**Stated task**
Pick out every line of the entries below where "name" occurs, and copy those lines.
# # # # # # #
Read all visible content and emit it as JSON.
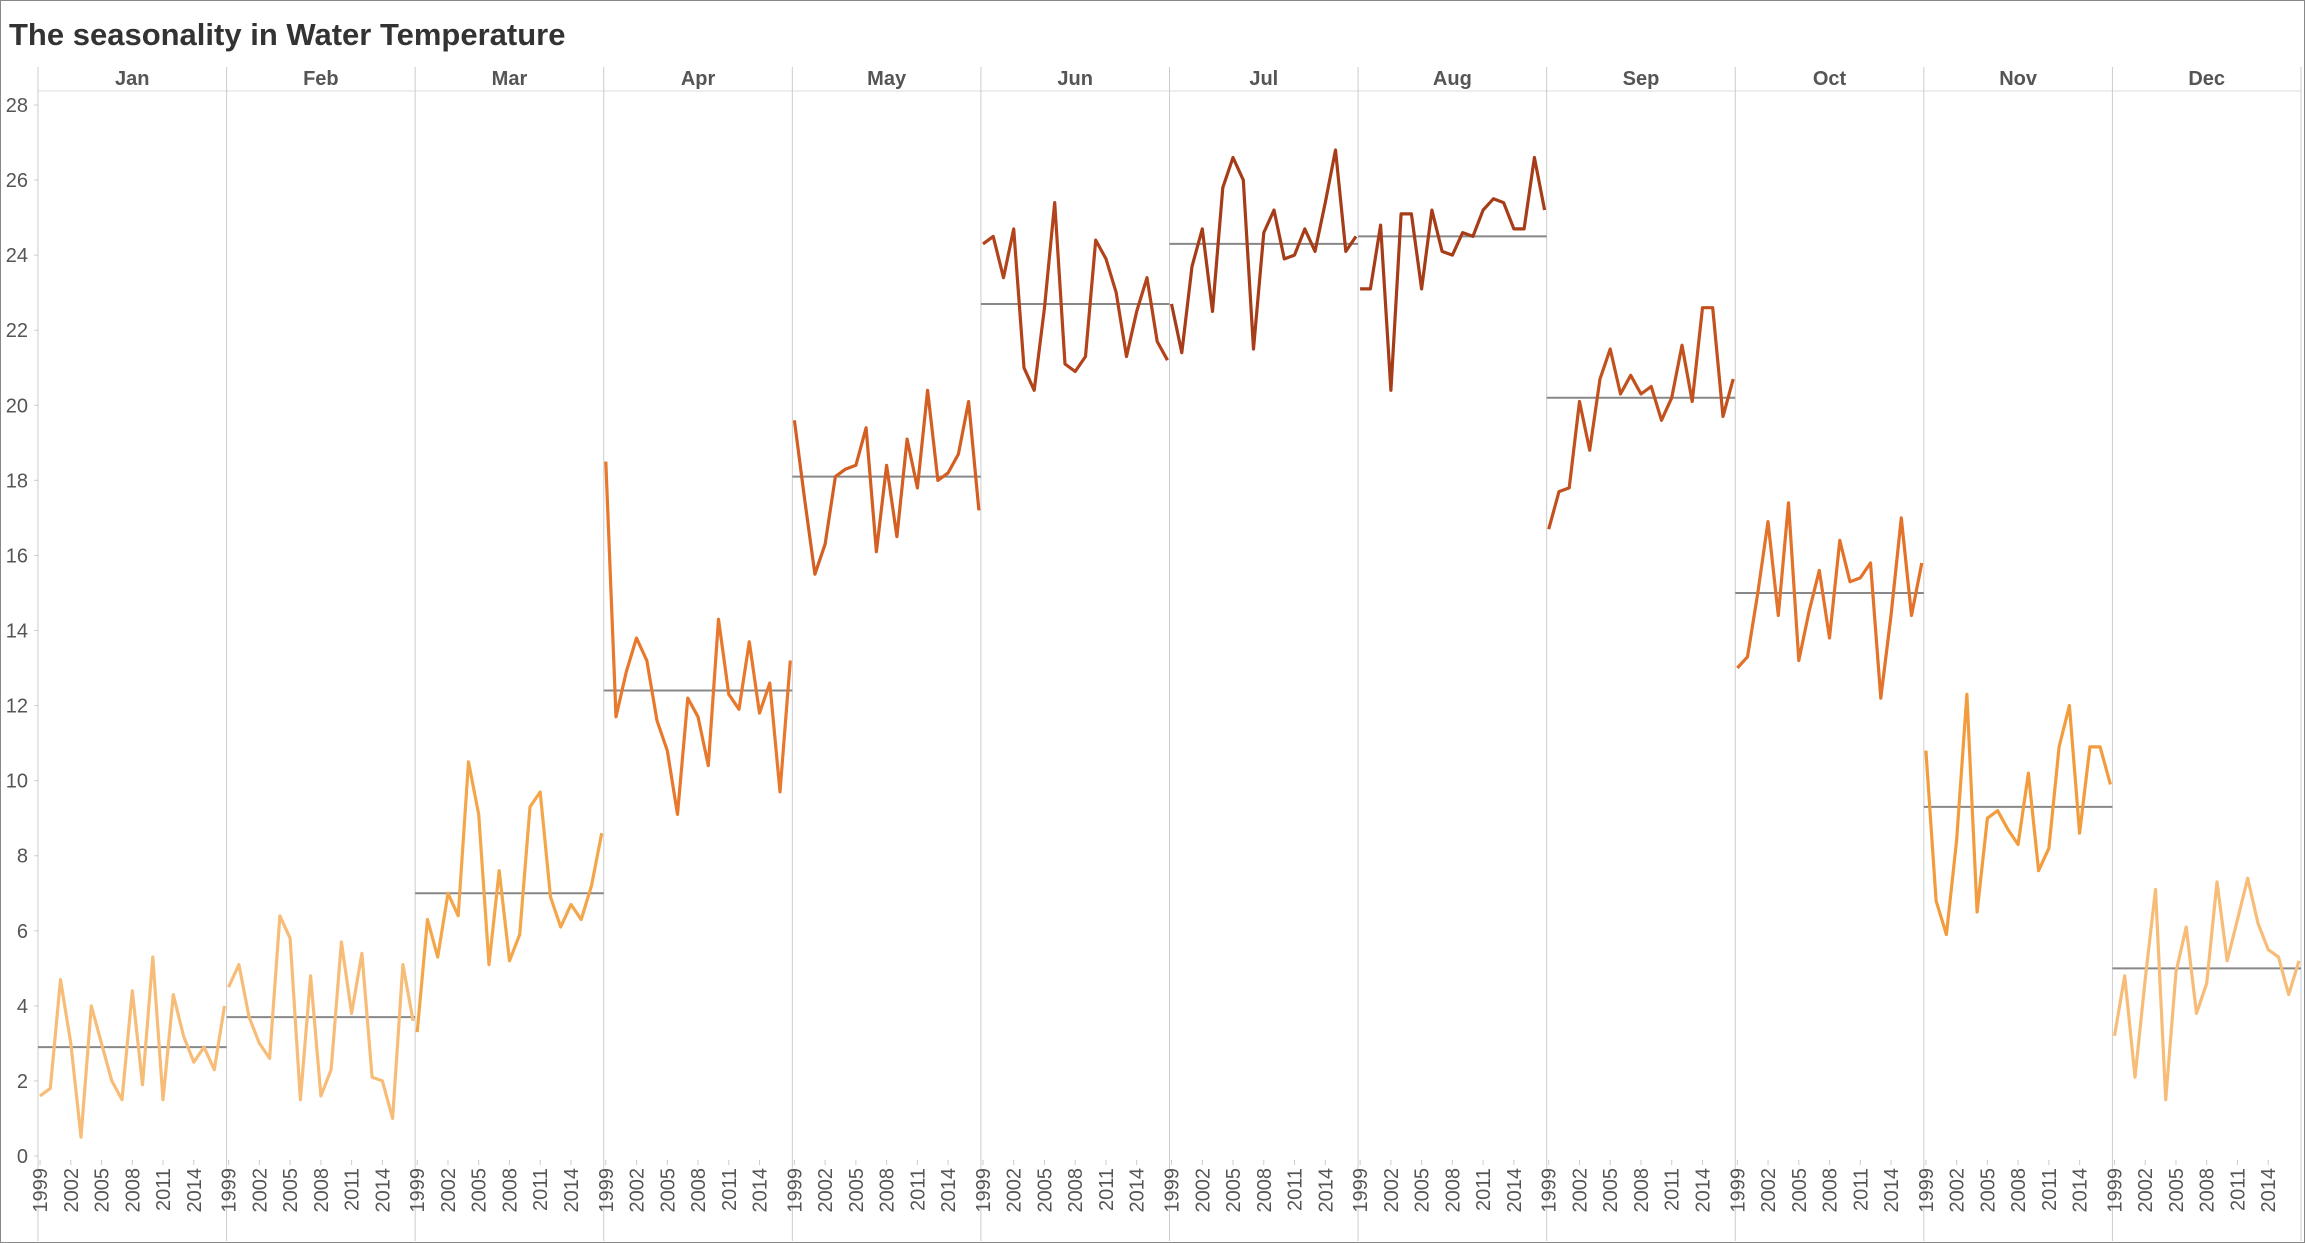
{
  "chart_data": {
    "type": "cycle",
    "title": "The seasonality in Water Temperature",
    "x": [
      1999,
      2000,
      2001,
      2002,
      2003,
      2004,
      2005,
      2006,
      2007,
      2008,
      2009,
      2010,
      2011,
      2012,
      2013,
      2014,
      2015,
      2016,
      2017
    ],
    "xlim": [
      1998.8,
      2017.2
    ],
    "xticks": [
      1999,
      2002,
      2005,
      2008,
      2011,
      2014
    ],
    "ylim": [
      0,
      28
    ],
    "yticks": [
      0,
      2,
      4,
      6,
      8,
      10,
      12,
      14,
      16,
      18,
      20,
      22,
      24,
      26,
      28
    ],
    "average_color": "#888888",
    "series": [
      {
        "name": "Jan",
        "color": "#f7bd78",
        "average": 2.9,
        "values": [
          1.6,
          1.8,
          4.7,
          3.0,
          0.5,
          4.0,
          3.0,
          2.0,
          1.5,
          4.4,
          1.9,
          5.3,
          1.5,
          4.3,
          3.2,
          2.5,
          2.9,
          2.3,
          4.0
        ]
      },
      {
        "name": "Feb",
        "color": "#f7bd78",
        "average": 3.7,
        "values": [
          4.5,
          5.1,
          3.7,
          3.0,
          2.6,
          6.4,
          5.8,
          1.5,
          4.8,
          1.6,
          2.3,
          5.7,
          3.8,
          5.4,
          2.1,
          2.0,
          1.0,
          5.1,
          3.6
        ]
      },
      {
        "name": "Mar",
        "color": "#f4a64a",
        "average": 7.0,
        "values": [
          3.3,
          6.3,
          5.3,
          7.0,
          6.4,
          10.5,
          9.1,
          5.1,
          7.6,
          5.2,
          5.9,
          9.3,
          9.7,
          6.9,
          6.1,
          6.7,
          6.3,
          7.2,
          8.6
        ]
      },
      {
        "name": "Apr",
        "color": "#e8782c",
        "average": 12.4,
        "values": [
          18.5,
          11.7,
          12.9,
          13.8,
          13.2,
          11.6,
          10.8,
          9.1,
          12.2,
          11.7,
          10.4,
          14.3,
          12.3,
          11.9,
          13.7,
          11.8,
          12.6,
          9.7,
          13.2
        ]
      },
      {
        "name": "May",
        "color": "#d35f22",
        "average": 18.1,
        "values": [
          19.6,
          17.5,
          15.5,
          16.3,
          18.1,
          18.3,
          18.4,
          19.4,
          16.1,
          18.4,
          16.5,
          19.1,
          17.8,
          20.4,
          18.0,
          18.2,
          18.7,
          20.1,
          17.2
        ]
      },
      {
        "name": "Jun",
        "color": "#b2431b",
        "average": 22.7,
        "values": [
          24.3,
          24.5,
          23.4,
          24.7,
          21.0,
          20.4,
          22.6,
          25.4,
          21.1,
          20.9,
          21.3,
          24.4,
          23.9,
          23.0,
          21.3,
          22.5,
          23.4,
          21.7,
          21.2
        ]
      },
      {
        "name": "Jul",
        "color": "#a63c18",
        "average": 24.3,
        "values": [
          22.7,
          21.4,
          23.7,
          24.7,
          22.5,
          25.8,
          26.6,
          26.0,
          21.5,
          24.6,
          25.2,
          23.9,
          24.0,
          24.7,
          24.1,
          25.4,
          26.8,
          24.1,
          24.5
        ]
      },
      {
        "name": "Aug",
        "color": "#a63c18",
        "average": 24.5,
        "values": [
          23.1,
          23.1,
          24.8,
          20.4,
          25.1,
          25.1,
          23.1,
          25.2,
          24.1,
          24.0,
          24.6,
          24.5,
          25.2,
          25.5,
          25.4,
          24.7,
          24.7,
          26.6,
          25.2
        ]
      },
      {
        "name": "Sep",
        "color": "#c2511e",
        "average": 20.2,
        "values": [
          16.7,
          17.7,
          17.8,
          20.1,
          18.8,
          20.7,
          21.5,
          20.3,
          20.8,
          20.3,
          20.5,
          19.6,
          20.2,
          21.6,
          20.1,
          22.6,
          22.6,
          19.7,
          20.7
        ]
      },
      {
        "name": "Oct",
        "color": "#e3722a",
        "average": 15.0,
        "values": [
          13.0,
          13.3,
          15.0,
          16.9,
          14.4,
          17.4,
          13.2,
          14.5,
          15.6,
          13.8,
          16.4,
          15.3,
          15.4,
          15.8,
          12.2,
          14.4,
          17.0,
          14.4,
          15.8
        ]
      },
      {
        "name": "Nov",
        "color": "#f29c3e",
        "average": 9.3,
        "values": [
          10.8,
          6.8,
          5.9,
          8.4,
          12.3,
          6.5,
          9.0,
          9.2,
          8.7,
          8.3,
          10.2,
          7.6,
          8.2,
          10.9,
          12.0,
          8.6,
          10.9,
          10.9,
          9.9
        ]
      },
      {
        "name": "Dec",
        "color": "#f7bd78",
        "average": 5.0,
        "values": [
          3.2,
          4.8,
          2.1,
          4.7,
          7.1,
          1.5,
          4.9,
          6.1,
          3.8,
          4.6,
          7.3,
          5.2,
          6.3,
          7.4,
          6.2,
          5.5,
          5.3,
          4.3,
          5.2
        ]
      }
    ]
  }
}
# # # # # # #
**Reply to the task**
        "name": "Jan",
        "name": "Feb",
        "name": "Mar",
        "name": "Apr",
        "name": "May",
        "name": "Jun",
        "name": "Jul",
        "name": "Aug",
        "name": "Sep",
        "name": "Oct",
        "name": "Nov",
        "name": "Dec",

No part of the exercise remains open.